===== Raw data

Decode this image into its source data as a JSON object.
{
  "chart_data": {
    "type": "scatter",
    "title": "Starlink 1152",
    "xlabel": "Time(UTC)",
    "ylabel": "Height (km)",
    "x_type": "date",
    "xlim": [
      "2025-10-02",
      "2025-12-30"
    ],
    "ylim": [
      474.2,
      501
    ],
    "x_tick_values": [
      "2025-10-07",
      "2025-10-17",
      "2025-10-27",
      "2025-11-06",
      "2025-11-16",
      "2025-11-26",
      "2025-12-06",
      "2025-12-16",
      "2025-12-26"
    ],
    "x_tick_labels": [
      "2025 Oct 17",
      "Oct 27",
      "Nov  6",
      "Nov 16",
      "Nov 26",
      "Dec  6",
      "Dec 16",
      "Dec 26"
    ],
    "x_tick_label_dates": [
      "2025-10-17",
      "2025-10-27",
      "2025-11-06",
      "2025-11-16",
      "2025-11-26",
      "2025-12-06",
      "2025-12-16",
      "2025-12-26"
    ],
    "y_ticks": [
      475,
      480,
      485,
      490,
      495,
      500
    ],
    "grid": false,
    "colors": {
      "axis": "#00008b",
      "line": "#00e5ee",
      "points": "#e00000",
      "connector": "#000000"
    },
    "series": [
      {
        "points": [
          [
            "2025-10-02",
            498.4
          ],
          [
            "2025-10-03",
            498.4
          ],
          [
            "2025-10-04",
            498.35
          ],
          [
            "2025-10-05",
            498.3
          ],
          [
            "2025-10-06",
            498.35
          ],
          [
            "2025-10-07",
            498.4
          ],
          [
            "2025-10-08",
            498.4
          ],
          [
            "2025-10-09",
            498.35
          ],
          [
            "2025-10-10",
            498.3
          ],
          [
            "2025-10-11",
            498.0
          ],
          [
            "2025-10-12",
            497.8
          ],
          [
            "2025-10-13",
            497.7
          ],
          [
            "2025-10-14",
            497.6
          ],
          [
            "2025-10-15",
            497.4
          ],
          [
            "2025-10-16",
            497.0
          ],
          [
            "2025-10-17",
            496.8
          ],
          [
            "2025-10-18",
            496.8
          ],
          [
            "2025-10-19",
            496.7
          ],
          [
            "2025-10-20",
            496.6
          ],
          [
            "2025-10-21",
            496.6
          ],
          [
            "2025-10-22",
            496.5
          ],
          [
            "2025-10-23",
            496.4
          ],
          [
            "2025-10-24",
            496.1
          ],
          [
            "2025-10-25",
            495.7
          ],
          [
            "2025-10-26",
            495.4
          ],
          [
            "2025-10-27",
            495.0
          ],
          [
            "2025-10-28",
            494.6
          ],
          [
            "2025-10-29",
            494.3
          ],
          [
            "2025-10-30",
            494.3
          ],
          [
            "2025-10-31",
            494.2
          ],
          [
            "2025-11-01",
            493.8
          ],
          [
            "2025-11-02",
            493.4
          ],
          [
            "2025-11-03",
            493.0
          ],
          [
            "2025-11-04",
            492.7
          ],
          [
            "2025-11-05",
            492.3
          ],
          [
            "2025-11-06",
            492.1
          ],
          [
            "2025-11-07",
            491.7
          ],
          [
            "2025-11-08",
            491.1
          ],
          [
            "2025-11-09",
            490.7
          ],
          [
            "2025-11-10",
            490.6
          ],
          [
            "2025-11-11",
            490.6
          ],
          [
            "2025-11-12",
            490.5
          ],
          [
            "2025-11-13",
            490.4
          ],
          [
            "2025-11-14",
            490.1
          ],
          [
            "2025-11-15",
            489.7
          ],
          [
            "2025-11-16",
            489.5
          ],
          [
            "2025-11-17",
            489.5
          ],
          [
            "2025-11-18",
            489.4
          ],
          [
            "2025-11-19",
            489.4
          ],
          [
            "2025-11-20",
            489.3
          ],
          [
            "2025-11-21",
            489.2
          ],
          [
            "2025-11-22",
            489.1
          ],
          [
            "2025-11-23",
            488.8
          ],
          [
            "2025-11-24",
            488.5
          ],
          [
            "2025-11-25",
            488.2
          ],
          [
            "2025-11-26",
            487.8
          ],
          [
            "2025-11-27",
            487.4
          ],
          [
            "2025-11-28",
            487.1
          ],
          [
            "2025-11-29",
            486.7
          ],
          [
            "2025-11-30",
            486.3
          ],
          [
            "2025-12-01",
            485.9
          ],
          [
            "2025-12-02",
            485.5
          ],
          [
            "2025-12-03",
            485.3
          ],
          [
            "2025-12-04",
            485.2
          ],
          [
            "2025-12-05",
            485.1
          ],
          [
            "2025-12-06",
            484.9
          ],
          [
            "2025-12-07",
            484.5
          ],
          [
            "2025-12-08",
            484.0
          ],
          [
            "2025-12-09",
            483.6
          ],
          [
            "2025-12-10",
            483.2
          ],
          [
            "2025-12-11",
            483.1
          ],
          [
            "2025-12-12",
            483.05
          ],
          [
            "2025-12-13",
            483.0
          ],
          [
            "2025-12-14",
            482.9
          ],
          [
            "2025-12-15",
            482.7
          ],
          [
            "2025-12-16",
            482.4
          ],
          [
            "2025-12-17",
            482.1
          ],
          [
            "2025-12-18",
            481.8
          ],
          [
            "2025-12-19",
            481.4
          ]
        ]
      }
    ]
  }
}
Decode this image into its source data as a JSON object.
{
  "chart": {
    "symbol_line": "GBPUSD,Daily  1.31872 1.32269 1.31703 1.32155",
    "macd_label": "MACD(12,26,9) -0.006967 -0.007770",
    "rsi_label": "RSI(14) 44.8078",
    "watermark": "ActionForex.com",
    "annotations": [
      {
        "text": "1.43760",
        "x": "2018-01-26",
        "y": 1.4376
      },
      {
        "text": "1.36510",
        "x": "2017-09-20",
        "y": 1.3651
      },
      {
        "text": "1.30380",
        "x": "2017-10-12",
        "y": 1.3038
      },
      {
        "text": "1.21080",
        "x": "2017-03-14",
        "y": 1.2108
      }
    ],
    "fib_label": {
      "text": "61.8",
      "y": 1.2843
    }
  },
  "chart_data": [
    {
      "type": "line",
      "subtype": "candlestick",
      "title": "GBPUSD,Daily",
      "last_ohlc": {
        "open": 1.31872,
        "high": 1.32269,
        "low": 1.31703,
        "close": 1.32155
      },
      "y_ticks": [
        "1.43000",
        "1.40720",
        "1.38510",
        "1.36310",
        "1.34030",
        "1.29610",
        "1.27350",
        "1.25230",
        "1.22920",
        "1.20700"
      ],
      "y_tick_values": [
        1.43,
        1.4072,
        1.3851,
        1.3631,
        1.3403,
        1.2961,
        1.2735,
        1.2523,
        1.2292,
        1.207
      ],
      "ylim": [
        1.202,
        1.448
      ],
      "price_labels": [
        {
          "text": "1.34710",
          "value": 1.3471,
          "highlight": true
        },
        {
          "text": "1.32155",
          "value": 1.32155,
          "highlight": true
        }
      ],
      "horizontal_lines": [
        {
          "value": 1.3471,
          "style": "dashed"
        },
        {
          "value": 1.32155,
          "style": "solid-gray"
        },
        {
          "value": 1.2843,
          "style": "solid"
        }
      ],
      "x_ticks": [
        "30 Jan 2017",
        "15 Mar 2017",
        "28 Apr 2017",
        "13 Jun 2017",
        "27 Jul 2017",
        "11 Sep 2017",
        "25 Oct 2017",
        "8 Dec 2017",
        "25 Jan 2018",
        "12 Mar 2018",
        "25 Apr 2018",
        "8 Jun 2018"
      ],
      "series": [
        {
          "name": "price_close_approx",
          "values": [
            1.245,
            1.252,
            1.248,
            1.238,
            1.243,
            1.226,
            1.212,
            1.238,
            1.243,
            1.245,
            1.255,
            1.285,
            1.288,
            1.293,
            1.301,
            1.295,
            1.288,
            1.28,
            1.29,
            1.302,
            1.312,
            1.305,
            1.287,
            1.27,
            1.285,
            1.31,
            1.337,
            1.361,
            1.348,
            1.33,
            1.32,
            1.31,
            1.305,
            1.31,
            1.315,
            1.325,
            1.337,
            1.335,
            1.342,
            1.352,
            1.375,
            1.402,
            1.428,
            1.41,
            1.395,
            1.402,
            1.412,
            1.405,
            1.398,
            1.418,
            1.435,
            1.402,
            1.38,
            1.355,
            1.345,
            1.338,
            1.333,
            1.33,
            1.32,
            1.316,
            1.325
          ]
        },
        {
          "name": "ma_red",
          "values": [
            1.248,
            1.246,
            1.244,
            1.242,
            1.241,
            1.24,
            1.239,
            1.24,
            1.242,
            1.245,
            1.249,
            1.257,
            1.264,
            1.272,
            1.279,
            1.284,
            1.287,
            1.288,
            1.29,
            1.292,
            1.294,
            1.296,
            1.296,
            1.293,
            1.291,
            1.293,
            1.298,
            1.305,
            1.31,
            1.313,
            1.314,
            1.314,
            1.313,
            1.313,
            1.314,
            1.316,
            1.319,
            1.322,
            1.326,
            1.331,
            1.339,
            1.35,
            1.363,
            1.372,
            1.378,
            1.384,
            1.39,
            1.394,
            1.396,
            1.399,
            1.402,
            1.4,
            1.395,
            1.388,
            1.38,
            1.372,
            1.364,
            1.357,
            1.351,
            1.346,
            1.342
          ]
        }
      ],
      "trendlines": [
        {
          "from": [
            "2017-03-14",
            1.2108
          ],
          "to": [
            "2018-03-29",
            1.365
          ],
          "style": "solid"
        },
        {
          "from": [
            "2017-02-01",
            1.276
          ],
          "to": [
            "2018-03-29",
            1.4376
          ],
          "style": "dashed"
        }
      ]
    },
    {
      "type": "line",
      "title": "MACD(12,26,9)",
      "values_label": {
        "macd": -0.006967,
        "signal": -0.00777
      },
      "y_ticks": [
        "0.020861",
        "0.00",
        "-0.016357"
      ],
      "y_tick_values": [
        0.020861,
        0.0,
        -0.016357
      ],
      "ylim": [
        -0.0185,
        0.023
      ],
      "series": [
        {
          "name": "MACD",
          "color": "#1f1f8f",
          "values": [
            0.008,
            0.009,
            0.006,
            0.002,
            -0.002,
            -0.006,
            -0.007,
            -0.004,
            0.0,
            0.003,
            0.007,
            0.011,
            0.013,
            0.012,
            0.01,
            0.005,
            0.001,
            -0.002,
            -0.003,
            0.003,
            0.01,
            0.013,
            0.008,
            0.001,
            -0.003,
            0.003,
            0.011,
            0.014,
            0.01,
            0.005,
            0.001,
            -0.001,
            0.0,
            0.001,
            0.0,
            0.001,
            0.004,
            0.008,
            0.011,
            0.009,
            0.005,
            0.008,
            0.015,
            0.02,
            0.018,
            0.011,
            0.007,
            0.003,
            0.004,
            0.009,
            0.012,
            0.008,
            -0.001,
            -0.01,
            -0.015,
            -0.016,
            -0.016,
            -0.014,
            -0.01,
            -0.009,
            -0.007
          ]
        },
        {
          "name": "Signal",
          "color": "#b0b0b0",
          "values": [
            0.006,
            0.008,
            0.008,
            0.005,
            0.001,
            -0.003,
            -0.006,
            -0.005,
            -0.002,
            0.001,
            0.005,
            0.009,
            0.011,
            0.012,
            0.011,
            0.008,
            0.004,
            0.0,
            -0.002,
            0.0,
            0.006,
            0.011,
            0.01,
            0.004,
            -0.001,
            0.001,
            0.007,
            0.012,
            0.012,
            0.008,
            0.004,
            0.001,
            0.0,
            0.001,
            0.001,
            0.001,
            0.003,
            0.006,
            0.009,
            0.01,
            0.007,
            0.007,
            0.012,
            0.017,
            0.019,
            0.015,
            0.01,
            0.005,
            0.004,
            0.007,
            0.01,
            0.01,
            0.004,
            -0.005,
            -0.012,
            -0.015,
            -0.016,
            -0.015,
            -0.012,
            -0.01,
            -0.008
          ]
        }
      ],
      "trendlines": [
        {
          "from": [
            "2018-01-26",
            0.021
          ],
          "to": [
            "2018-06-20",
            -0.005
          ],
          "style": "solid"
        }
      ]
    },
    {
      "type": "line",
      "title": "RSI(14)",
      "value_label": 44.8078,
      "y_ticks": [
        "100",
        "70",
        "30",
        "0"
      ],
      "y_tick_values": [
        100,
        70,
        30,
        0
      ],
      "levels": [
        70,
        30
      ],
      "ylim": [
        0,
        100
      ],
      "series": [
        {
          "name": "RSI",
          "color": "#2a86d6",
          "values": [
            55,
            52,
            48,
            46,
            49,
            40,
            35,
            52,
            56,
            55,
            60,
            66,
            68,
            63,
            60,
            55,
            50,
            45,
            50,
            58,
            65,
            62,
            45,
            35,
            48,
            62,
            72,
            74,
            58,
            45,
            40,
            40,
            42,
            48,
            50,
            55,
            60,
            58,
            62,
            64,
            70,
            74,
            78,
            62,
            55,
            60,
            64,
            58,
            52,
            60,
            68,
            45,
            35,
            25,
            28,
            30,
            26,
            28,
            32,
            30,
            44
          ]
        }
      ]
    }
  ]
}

==========

● Required work
Scan the entries above. Copy each line that has the string "name".

● Answer to this task
          "name": "price_close_approx",
          "name": "ma_red",
          "name": "MACD",
          "name": "Signal",
          "name": "RSI",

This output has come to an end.